◆ **Short task**: Copy out, word for word, the stretch of items from the very beginning through the line containing "bar: May 25: May 25 bbox=[720, 445, 779, 464]".

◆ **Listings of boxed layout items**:

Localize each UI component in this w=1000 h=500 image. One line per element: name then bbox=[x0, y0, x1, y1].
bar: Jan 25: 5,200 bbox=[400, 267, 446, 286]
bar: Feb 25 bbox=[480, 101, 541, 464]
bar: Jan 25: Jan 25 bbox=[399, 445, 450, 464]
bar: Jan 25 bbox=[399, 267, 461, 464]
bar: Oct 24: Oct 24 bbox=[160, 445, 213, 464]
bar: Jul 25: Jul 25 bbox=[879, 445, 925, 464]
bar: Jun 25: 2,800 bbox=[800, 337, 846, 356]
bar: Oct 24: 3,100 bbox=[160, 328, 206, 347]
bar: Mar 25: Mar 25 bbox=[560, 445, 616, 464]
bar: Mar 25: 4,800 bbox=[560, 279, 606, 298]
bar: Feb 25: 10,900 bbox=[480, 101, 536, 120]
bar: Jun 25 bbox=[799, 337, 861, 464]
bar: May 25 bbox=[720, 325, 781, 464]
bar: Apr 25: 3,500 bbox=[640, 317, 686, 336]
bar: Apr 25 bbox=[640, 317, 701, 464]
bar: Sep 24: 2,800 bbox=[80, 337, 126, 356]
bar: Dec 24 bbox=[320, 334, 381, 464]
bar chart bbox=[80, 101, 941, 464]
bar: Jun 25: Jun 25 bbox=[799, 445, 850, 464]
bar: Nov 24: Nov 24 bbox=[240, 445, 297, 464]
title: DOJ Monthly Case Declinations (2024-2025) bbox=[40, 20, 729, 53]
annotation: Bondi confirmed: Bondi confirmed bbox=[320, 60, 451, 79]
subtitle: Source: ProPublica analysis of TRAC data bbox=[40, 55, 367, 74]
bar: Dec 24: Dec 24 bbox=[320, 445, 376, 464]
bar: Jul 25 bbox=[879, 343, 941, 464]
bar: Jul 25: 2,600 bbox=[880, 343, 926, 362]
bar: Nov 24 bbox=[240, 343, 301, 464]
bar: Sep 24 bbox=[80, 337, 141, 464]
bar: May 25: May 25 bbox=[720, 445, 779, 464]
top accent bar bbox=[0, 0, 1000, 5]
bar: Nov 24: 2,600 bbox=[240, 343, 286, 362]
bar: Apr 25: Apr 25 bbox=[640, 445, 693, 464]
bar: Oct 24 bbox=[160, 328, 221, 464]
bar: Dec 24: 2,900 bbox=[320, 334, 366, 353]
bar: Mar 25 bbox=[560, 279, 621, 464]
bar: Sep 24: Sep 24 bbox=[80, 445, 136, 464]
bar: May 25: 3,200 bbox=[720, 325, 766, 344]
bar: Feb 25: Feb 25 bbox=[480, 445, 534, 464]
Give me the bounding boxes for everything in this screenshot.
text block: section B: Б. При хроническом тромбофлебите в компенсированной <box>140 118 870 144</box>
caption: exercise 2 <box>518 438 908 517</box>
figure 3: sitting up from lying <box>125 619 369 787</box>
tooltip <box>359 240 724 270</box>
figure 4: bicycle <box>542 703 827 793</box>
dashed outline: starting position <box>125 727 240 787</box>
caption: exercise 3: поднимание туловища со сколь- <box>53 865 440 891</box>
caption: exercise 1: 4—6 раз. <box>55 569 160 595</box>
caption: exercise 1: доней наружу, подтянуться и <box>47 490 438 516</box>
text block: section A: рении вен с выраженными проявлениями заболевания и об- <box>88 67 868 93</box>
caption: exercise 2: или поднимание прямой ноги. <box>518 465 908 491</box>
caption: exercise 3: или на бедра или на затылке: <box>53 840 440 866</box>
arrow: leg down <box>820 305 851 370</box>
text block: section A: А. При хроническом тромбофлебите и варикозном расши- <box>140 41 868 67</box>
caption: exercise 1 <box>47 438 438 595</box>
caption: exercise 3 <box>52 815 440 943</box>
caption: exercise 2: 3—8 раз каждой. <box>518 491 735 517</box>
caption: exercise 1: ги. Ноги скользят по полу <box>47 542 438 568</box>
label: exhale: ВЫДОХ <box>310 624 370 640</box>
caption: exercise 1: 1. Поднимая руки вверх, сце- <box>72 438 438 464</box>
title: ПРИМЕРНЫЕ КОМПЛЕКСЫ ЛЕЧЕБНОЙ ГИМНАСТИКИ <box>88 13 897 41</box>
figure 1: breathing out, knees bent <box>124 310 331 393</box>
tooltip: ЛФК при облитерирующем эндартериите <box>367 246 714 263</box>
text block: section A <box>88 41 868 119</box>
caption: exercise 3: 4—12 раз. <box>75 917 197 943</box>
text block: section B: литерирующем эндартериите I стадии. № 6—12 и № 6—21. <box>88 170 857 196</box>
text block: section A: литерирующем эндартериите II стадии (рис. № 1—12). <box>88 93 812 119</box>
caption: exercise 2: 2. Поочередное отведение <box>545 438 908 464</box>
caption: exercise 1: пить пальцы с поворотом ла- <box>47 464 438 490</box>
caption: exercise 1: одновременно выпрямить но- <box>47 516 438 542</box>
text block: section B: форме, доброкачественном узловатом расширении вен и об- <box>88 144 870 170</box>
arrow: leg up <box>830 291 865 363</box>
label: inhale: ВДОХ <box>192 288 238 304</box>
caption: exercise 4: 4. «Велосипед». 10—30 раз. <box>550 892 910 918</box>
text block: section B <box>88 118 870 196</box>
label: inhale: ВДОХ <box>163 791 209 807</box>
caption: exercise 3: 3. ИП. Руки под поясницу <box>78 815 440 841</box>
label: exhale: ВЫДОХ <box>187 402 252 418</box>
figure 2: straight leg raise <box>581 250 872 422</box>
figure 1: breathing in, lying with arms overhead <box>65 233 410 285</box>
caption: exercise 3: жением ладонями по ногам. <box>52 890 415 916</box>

◆ **Response**:
Localize each UI component in this w=1000 h=500 image. One line per element: name then bbox=[x0, y0, x1, y1].
bar: Jan 25: 5,200 bbox=[400, 267, 446, 286]
bar: Feb 25 bbox=[480, 101, 541, 464]
bar: Jan 25: Jan 25 bbox=[399, 445, 450, 464]
bar: Jan 25 bbox=[399, 267, 461, 464]
bar: Oct 24: Oct 24 bbox=[160, 445, 213, 464]
bar: Jul 25: Jul 25 bbox=[879, 445, 925, 464]
bar: Jun 25: 2,800 bbox=[800, 337, 846, 356]
bar: Oct 24: 3,100 bbox=[160, 328, 206, 347]
bar: Mar 25: Mar 25 bbox=[560, 445, 616, 464]
bar: Mar 25: 4,800 bbox=[560, 279, 606, 298]
bar: Feb 25: 10,900 bbox=[480, 101, 536, 120]
bar: Jun 25 bbox=[799, 337, 861, 464]
bar: May 25 bbox=[720, 325, 781, 464]
bar: Apr 25: 3,500 bbox=[640, 317, 686, 336]
bar: Apr 25 bbox=[640, 317, 701, 464]
bar: Sep 24: 2,800 bbox=[80, 337, 126, 356]
bar: Dec 24 bbox=[320, 334, 381, 464]
bar chart bbox=[80, 101, 941, 464]
bar: Jun 25: Jun 25 bbox=[799, 445, 850, 464]
bar: Nov 24: Nov 24 bbox=[240, 445, 297, 464]
title: DOJ Monthly Case Declinations (2024-2025) bbox=[40, 20, 729, 53]
annotation: Bondi confirmed: Bondi confirmed bbox=[320, 60, 451, 79]
subtitle: Source: ProPublica analysis of TRAC data bbox=[40, 55, 367, 74]
bar: Dec 24: Dec 24 bbox=[320, 445, 376, 464]
bar: Jul 25 bbox=[879, 343, 941, 464]
bar: Jul 25: 2,600 bbox=[880, 343, 926, 362]
bar: Nov 24 bbox=[240, 343, 301, 464]
bar: Sep 24 bbox=[80, 337, 141, 464]
bar: May 25: May 25 bbox=[720, 445, 779, 464]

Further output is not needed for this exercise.